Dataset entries
^^^^^^^^
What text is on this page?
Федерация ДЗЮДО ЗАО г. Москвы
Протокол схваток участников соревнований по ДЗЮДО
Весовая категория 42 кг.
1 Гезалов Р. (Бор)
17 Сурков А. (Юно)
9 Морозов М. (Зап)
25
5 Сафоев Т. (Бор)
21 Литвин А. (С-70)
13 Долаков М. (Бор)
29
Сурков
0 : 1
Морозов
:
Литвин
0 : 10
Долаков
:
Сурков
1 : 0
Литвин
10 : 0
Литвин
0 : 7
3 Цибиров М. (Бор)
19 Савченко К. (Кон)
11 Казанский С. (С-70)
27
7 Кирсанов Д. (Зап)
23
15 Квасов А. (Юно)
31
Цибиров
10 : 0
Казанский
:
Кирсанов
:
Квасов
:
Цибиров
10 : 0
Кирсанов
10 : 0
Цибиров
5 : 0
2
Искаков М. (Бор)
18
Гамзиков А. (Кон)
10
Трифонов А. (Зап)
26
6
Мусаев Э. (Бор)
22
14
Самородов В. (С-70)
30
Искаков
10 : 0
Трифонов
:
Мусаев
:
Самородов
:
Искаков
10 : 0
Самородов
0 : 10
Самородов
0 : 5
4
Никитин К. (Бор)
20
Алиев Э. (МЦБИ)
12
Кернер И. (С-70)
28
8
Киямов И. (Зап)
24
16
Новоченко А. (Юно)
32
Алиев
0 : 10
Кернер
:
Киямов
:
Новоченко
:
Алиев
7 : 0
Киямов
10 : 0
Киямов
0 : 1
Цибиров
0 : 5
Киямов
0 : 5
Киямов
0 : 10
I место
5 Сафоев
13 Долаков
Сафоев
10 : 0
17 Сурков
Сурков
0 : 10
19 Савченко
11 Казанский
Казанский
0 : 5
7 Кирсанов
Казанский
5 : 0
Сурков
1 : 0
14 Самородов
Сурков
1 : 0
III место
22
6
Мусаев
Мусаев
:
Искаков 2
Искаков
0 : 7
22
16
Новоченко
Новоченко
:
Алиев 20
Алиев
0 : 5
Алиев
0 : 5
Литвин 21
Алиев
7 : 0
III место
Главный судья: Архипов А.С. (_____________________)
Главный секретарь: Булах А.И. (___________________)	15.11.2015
^^^^^^^^
[Prompt]: Pull out each record as written and restate it exactly.

[Finished exercise]:
What text is on this page?
Федерация ДЗЮДО ЗАО г. Москвы
Протокол схваток участников соревнований по ДЗЮДО
Весовая категория 42 кг.
1 Гезалов Р. (Бор)
17 Сурков А. (Юно)
9 Морозов М. (Зап)
25
5 Сафоев Т. (Бор)
21 Литвин А. (С-70)
13 Долаков М. (Бор)
29
Сурков
0 : 1
Морозов
:
Литвин
0 : 10
Долаков
:
Сурков
1 : 0
Литвин
10 : 0
Литвин
0 : 7
3 Цибиров М. (Бор)
19 Савченко К. (Кон)
11 Казанский С. (С-70)
27
7 Кирсанов Д. (Зап)
23
15 Квасов А. (Юно)
31
Цибиров
10 : 0
Казанский
:
Кирсанов
:
Квасов
:
Цибиров
10 : 0
Кирсанов
10 : 0
Цибиров
5 : 0
2
Искаков М. (Бор)
18
Гамзиков А. (Кон)
10
Трифонов А. (Зап)
26
6
Мусаев Э. (Бор)
22
14
Самородов В. (С-70)
30
Искаков
10 : 0
Трифонов
:
Мусаев
:
Самородов
:
Искаков
10 : 0
Самородов
0 : 10
Самородов
0 : 5
4
Никитин К. (Бор)
20
Алиев Э. (МЦБИ)
12
Кернер И. (С-70)
28
8
Киямов И. (Зап)
24
16
Новоченко А. (Юно)
32
Алиев
0 : 10
Кернер
:
Киямов
:
Новоченко
:
Алиев
7 : 0
Киямов
10 : 0
Киямов
0 : 1
Цибиров
0 : 5
Киямов
0 : 5
Киямов
0 : 10
I место
5 Сафоев
13 Долаков
Сафоев
10 : 0
17 Сурков
Сурков
0 : 10
19 Савченко
11 Казанский
Казанский
0 : 5
7 Кирсанов
Казанский
5 : 0
Сурков
1 : 0
14 Самородов
Сурков
1 : 0
III место
22
6
Мусаев
Мусаев
:
Искаков 2
Искаков
0 : 7
22
16
Новоченко
Новоченко
:
Алиев 20
Алиев
0 : 5
Алиев
0 : 5
Литвин 21
Алиев
7 : 0
III место
Главный судья: Архипов А.С. (_____________________)
Главный секретарь: Булах А.И. (___________________)	15.11.2015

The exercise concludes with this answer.